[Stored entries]
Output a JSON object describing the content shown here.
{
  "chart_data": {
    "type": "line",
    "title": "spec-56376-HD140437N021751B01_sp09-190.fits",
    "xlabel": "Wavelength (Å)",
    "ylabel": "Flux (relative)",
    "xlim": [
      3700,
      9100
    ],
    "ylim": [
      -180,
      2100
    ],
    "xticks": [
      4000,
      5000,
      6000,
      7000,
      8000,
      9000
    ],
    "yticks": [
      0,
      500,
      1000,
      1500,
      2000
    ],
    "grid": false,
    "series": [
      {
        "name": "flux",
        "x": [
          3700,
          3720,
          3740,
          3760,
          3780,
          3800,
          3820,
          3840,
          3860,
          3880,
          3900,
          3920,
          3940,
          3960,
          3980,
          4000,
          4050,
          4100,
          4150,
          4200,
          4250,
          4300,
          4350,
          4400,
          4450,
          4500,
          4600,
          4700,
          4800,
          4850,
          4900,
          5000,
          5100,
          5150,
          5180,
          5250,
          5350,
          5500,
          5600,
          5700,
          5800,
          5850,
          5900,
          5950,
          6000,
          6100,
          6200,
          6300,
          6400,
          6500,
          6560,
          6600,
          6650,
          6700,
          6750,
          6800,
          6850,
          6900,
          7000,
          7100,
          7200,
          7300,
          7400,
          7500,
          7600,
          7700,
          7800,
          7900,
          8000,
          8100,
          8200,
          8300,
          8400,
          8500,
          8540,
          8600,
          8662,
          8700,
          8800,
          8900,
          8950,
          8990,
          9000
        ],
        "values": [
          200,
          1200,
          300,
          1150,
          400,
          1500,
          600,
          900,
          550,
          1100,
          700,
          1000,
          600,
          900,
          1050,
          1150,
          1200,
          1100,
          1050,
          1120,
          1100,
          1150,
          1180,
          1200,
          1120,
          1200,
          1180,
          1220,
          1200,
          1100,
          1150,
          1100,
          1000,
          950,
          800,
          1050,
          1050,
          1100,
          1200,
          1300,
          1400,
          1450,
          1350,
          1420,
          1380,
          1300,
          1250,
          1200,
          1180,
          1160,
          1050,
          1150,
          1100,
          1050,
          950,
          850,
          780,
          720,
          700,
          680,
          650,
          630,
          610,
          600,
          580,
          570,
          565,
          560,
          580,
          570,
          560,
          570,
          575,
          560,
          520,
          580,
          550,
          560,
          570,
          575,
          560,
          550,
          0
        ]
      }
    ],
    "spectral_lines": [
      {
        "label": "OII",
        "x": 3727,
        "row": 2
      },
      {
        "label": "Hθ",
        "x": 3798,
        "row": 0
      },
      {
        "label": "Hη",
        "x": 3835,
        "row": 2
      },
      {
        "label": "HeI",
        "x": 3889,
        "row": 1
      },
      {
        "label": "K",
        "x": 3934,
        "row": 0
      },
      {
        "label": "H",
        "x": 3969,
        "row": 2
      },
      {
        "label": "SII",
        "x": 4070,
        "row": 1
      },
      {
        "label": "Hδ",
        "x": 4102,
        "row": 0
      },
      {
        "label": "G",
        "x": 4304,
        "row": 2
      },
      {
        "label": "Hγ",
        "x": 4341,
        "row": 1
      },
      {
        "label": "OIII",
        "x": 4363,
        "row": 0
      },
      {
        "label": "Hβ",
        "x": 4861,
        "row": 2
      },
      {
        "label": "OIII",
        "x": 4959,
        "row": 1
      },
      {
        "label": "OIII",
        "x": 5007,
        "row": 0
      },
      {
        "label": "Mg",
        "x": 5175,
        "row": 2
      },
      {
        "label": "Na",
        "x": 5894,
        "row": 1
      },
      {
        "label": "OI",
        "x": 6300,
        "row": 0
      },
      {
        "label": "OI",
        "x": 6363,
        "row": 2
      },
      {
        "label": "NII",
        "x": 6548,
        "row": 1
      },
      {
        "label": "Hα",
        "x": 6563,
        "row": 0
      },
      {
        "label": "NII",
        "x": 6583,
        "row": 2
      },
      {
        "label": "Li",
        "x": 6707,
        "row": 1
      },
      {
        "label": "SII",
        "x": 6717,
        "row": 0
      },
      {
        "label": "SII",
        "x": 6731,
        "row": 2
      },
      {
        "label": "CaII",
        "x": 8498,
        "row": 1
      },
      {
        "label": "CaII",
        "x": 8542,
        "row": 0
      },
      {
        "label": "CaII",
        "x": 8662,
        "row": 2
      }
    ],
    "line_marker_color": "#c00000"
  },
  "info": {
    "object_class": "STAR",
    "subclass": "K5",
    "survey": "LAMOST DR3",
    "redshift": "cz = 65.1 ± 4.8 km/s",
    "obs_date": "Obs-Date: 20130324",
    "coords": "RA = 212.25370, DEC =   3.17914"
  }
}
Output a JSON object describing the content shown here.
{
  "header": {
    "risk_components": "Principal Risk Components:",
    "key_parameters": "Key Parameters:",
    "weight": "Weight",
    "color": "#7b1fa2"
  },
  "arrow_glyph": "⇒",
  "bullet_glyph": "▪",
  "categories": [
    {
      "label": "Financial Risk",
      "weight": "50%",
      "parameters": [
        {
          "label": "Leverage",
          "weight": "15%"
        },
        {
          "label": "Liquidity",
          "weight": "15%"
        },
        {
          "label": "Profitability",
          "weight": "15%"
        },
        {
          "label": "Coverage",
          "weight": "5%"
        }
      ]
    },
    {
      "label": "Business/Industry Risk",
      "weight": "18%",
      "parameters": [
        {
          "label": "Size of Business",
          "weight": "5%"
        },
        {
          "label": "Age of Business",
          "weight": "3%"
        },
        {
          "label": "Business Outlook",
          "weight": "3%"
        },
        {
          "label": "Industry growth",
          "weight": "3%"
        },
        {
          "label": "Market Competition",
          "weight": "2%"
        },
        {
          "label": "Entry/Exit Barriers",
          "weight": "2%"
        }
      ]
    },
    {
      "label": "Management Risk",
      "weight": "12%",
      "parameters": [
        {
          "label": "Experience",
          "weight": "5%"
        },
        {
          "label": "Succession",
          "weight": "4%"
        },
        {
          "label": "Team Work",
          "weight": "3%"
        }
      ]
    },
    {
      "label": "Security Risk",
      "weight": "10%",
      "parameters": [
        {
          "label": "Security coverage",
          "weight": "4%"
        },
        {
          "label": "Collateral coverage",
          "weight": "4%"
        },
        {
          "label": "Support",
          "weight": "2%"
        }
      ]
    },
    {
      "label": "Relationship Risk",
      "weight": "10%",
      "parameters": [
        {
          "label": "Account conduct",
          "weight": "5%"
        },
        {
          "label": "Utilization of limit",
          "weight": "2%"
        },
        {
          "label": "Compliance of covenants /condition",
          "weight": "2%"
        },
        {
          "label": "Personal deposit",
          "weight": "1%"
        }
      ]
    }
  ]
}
---
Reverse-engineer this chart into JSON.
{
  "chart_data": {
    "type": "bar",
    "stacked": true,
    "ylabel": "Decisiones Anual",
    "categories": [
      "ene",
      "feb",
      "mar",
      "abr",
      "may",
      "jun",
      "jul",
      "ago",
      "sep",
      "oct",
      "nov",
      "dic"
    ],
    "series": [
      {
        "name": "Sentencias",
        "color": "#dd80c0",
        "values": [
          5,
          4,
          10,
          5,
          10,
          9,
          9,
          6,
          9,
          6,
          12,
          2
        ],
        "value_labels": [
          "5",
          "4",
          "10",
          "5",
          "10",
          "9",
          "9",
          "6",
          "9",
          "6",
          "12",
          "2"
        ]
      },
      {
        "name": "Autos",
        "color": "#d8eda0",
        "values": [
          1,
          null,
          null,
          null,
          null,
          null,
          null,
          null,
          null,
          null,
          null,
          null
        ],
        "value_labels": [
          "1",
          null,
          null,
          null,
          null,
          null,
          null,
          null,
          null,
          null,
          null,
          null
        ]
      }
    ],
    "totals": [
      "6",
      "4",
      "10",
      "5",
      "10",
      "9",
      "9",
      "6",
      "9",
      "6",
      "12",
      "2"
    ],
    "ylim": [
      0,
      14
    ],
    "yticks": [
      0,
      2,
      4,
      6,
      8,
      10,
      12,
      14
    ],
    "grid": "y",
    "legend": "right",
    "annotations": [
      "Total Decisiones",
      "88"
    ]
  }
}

Written instruction:
From the data above, copy each line where the string "Security" appears.

Exercise result:
      "label": "Security Risk",
          "label": "Security coverage",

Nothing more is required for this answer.